begin Extracted information
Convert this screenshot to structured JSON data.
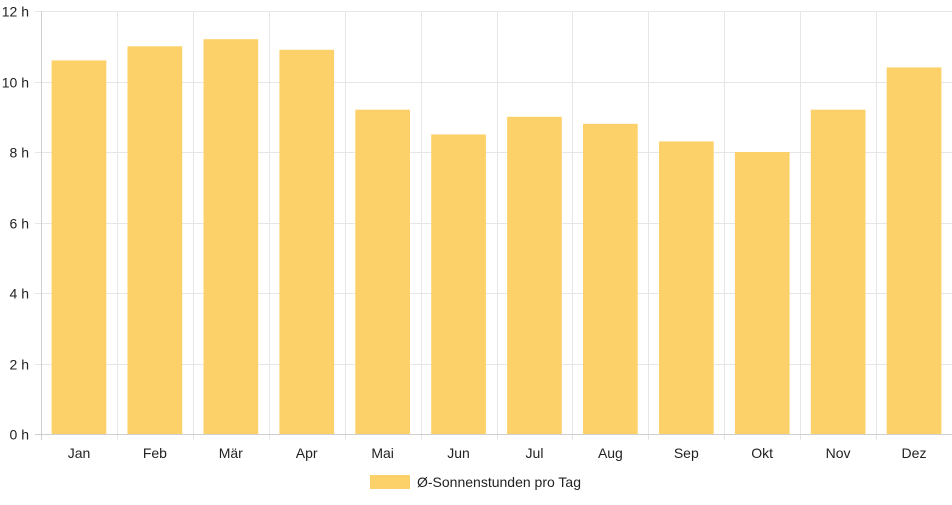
{
  "colors": {
    "bar": "#fdd16a",
    "grid": "#e6e6e6",
    "axis": "#cfcfcf",
    "text": "#222222"
  },
  "chart_data": {
    "type": "bar",
    "categories": [
      "Jan",
      "Feb",
      "Mär",
      "Apr",
      "Mai",
      "Jun",
      "Jul",
      "Aug",
      "Sep",
      "Okt",
      "Nov",
      "Dez"
    ],
    "series": [
      {
        "name": "Ø-Sonnenstunden pro Tag",
        "values": [
          10.6,
          11.0,
          11.2,
          10.9,
          9.2,
          8.5,
          9.0,
          8.8,
          8.3,
          8.0,
          9.2,
          10.4
        ]
      }
    ],
    "ylim": [
      0,
      12
    ],
    "yticks": [
      0,
      2,
      4,
      6,
      8,
      10,
      12
    ],
    "ytick_labels": [
      "0 h",
      "2 h",
      "4 h",
      "6 h",
      "8 h",
      "10 h",
      "12 h"
    ],
    "grid": true,
    "legend_position": "bottom"
  }
}
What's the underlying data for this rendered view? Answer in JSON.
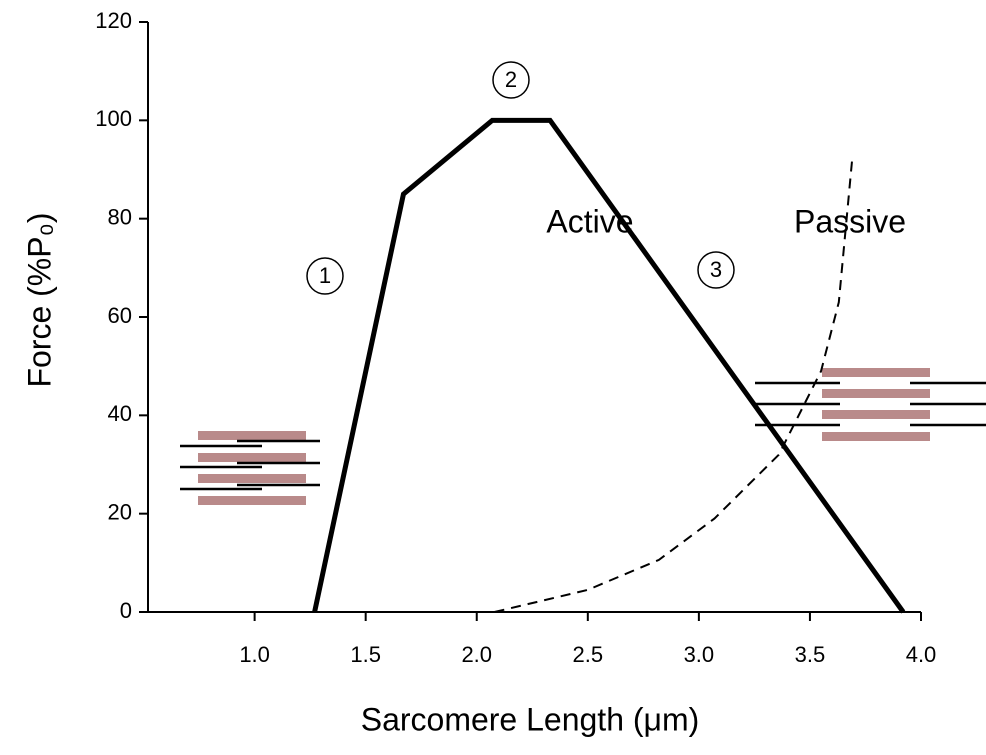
{
  "chart_data": {
    "type": "line",
    "x_label": "Sarcomere Length (μm)",
    "y_label": "Force (%P₀)",
    "xlim": [
      0.52,
      4.0
    ],
    "ylim": [
      0,
      120
    ],
    "xticks": [
      {
        "value": 1,
        "label": "1.0"
      },
      {
        "value": 1.5,
        "label": "1.5"
      },
      {
        "value": 2,
        "label": "2.0"
      },
      {
        "value": 2.5,
        "label": "2.5"
      },
      {
        "value": 3,
        "label": "3.0"
      },
      {
        "value": 3.5,
        "label": "3.5"
      },
      {
        "value": 4,
        "label": "4.0"
      }
    ],
    "yticks": [
      0,
      20,
      40,
      60,
      80,
      100,
      120
    ],
    "grid": false,
    "series": [
      {
        "name": "Active",
        "color": "#000000",
        "style": "solid",
        "x": [
          1.27,
          1.67,
          2.07,
          2.33,
          3.92
        ],
        "values": [
          0,
          85,
          100,
          100,
          0
        ]
      },
      {
        "name": "Passive",
        "color": "#000000",
        "style": "dashed",
        "x": [
          2.08,
          2.5,
          2.82,
          3.07,
          3.36,
          3.55,
          3.63,
          3.69
        ],
        "values": [
          0,
          4.5,
          10.6,
          19,
          32,
          49,
          63,
          92
        ]
      }
    ],
    "annotations": [
      "1",
      "2",
      "3"
    ]
  }
}
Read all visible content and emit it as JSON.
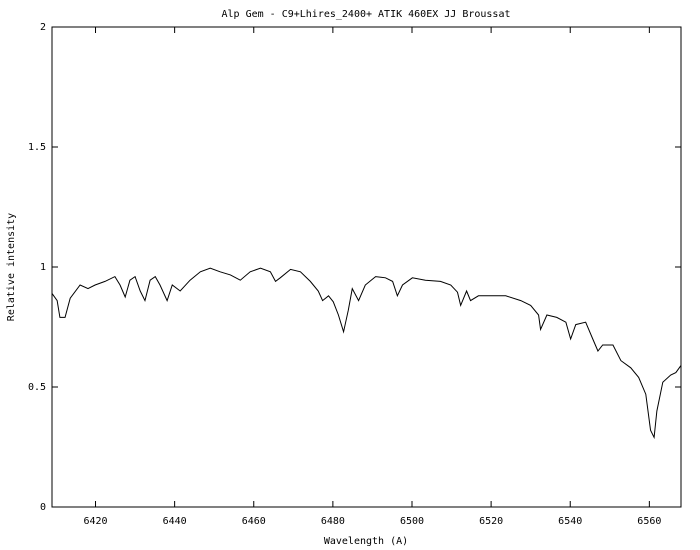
{
  "chart_data": {
    "type": "line",
    "title": "Alp Gem - C9+Lhires_2400+ ATIK 460EX  JJ Broussat",
    "x_label": "Wavelength (A)",
    "y_label": "Relative intensity",
    "xlim": [
      6409,
      6568
    ],
    "ylim": [
      0,
      2
    ],
    "xticks": [
      6420,
      6440,
      6460,
      6480,
      6500,
      6520,
      6540,
      6560
    ],
    "yticks": [
      0,
      0.5,
      1,
      1.5,
      2
    ],
    "grid": false,
    "series": [
      {
        "color": "#000000",
        "x": [
          6409.0,
          6410.3,
          6411.0,
          6412.3,
          6413.6,
          6416.1,
          6418.1,
          6419.9,
          6422.4,
          6424.9,
          6426.2,
          6427.5,
          6428.7,
          6430.0,
          6431.3,
          6432.5,
          6433.8,
          6435.1,
          6436.3,
          6438.1,
          6439.4,
          6441.4,
          6443.9,
          6446.5,
          6449.0,
          6451.5,
          6454.1,
          6456.6,
          6459.1,
          6461.7,
          6464.2,
          6465.5,
          6466.7,
          6469.3,
          6471.8,
          6474.3,
          6476.3,
          6477.4,
          6478.9,
          6480.1,
          6481.4,
          6482.7,
          6483.9,
          6484.9,
          6486.5,
          6488.2,
          6490.8,
          6493.3,
          6495.1,
          6496.3,
          6497.6,
          6500.1,
          6503.4,
          6507.2,
          6509.8,
          6511.5,
          6512.3,
          6513.8,
          6514.8,
          6516.8,
          6519.9,
          6523.7,
          6527.5,
          6530.0,
          6532.0,
          6532.5,
          6534.1,
          6536.6,
          6538.9,
          6540.1,
          6541.4,
          6543.9,
          6545.7,
          6547.0,
          6548.2,
          6550.8,
          6552.8,
          6555.3,
          6557.3,
          6559.1,
          6560.3,
          6561.2,
          6561.9,
          6563.4,
          6565.4,
          6566.7,
          6568.0
        ],
        "values": [
          0.89,
          0.86,
          0.79,
          0.79,
          0.87,
          0.925,
          0.91,
          0.925,
          0.94,
          0.96,
          0.925,
          0.875,
          0.945,
          0.96,
          0.9,
          0.86,
          0.945,
          0.96,
          0.925,
          0.86,
          0.925,
          0.9,
          0.945,
          0.98,
          0.995,
          0.98,
          0.967,
          0.945,
          0.98,
          0.995,
          0.98,
          0.94,
          0.955,
          0.99,
          0.98,
          0.94,
          0.9,
          0.86,
          0.88,
          0.855,
          0.8,
          0.73,
          0.82,
          0.91,
          0.86,
          0.925,
          0.96,
          0.955,
          0.94,
          0.88,
          0.925,
          0.955,
          0.945,
          0.94,
          0.925,
          0.895,
          0.84,
          0.9,
          0.86,
          0.88,
          0.88,
          0.88,
          0.86,
          0.84,
          0.8,
          0.74,
          0.8,
          0.79,
          0.77,
          0.7,
          0.76,
          0.77,
          0.7,
          0.65,
          0.675,
          0.675,
          0.61,
          0.58,
          0.54,
          0.47,
          0.32,
          0.29,
          0.4,
          0.52,
          0.55,
          0.56,
          0.59
        ]
      }
    ]
  }
}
end Extracted information
**Short task**
Of the lines in the material, how many include "name"? Respond with the number alone.

**Task solution**
3